(Task details)
What is the number of lines in these entries that include "levels"? Write that number and no other text.

[Dataset excerpt]
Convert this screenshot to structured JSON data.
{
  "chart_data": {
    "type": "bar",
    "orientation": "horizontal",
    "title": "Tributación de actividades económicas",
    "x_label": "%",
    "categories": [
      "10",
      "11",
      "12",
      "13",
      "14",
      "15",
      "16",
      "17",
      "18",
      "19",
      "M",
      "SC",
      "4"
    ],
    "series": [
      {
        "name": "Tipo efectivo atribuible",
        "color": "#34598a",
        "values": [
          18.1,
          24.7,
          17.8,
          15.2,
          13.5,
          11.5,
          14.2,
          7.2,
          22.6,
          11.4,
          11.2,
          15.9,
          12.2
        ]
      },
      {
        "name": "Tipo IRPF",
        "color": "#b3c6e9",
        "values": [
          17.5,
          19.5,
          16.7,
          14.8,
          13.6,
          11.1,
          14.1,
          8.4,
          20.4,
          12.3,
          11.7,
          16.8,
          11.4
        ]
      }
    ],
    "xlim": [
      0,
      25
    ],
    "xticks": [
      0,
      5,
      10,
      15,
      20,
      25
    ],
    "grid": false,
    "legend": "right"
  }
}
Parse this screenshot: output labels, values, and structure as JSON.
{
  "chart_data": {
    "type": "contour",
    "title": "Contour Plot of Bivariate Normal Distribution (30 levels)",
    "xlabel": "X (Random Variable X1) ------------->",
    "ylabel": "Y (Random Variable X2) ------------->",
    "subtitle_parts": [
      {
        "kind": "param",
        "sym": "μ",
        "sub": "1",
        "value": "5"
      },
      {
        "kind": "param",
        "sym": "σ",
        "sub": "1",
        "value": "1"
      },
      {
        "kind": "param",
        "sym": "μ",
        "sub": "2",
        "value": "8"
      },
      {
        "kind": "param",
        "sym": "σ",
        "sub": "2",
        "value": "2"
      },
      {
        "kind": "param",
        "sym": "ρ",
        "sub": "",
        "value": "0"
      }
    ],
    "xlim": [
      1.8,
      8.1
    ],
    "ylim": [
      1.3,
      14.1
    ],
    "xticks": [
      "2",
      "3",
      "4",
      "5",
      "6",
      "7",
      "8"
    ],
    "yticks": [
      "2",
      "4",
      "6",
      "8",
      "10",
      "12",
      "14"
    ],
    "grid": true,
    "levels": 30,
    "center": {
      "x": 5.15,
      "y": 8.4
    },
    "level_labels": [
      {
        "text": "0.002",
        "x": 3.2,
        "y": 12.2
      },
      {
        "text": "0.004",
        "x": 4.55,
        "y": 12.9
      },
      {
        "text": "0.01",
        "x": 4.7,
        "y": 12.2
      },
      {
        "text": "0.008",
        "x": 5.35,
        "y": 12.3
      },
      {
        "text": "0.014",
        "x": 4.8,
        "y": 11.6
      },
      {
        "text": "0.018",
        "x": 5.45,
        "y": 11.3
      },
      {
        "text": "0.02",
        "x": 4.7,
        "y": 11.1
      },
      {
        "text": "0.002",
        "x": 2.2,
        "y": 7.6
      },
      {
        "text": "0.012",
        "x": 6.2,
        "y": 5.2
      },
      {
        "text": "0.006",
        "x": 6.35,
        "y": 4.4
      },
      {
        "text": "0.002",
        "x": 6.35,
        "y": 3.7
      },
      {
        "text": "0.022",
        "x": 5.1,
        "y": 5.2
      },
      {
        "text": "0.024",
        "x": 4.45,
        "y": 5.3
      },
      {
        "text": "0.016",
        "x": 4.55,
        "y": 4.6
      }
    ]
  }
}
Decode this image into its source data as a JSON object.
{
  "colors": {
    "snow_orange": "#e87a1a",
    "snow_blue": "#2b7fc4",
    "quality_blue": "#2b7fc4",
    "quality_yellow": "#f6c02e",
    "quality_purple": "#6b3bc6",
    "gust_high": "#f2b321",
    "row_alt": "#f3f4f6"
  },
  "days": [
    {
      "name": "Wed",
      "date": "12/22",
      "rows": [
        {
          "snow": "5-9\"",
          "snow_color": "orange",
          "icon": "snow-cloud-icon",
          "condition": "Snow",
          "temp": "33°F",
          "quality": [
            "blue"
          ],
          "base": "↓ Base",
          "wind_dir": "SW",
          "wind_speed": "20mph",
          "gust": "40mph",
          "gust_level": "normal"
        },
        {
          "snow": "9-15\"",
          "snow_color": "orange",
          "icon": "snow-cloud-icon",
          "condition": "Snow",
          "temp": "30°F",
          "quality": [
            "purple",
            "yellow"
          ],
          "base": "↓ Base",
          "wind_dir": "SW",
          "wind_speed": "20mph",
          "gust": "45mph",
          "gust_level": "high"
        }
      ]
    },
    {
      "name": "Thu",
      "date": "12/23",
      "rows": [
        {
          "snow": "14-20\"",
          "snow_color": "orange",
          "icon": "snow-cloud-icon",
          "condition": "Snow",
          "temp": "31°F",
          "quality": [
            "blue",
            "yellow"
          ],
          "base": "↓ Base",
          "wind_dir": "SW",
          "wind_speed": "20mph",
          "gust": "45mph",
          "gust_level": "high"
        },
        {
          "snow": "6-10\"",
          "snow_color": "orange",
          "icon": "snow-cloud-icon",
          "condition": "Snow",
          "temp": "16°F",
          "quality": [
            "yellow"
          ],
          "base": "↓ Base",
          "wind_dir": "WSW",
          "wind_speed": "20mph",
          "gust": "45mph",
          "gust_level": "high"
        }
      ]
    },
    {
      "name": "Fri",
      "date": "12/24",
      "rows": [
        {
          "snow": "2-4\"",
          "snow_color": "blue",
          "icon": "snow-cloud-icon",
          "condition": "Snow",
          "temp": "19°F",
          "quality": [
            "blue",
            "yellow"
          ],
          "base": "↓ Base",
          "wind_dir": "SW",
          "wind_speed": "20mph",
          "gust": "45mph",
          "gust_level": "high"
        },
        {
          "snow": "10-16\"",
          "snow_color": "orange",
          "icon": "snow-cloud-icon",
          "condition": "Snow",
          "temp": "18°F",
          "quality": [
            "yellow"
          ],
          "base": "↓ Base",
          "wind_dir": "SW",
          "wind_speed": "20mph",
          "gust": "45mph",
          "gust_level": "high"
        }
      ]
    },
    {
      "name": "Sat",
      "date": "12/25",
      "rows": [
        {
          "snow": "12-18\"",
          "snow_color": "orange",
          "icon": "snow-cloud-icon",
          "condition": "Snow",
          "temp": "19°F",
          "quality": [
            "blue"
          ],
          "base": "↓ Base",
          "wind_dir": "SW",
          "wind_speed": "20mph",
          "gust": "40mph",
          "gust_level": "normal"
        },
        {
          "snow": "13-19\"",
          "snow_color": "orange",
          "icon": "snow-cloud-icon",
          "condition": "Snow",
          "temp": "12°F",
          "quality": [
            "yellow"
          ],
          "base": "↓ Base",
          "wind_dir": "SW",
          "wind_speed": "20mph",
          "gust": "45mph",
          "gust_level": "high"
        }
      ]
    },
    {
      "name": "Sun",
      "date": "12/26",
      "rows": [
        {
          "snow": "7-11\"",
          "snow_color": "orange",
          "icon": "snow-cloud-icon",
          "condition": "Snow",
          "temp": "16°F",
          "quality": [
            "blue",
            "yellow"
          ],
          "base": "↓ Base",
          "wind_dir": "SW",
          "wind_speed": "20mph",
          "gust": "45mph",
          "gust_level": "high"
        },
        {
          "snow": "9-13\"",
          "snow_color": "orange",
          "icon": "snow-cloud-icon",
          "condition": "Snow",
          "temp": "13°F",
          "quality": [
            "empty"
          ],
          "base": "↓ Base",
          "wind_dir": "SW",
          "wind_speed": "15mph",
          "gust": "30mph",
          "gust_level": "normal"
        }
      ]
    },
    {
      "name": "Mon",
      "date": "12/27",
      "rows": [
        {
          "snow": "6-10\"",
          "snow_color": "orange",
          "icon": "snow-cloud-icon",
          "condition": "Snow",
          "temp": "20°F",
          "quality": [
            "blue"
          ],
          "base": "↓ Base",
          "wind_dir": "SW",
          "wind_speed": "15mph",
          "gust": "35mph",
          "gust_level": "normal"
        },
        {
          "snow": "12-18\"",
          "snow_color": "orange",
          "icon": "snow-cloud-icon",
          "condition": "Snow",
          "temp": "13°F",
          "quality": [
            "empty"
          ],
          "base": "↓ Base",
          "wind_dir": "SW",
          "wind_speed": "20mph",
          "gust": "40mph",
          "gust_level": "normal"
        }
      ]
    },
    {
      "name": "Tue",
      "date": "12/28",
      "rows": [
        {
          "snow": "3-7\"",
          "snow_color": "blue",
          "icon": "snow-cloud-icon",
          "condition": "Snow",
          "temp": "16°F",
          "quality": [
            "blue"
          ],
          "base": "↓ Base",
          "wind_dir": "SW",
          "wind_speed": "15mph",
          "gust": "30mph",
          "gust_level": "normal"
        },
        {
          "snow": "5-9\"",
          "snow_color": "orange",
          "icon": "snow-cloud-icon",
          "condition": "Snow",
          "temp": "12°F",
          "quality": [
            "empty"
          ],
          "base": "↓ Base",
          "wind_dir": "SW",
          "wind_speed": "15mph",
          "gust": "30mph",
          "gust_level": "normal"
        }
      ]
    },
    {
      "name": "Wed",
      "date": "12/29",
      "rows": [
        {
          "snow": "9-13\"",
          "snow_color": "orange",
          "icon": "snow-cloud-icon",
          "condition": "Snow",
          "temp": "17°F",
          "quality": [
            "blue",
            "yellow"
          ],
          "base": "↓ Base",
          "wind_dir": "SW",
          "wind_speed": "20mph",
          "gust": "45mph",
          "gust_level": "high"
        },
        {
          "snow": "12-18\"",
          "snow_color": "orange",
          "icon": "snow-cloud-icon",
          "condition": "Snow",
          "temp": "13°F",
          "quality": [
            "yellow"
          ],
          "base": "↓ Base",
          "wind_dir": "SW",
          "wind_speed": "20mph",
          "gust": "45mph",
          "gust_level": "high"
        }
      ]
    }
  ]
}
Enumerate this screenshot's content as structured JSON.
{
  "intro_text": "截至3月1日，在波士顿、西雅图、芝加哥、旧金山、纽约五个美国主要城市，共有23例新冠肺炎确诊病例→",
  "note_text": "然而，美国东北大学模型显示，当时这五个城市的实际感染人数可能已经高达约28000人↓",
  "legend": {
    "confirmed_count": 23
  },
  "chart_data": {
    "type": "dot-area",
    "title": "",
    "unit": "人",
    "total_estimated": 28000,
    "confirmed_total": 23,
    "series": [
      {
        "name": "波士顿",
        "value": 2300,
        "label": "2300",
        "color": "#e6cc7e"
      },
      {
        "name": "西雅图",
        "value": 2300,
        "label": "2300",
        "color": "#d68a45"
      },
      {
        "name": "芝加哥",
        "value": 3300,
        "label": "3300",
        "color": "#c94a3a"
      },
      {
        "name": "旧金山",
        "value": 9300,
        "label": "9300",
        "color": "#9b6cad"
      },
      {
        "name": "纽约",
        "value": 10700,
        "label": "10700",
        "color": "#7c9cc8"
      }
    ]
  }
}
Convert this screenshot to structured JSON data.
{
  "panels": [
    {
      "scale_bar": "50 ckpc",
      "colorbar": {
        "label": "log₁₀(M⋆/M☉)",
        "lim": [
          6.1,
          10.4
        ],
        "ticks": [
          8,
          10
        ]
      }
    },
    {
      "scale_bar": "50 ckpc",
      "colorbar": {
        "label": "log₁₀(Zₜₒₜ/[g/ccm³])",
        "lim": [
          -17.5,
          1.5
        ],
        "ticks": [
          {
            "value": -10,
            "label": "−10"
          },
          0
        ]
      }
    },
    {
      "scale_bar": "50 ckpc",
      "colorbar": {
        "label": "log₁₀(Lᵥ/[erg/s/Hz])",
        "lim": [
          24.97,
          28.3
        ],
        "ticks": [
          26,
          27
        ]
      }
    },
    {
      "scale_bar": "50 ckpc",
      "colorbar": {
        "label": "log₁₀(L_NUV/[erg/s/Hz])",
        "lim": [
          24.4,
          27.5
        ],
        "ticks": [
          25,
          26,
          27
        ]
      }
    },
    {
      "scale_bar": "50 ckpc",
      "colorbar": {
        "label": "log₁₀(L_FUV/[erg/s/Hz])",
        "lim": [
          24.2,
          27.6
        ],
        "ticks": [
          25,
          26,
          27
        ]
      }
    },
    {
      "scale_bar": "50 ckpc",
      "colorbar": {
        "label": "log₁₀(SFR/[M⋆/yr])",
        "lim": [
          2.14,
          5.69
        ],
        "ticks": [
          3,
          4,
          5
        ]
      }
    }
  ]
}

(Task answer)
2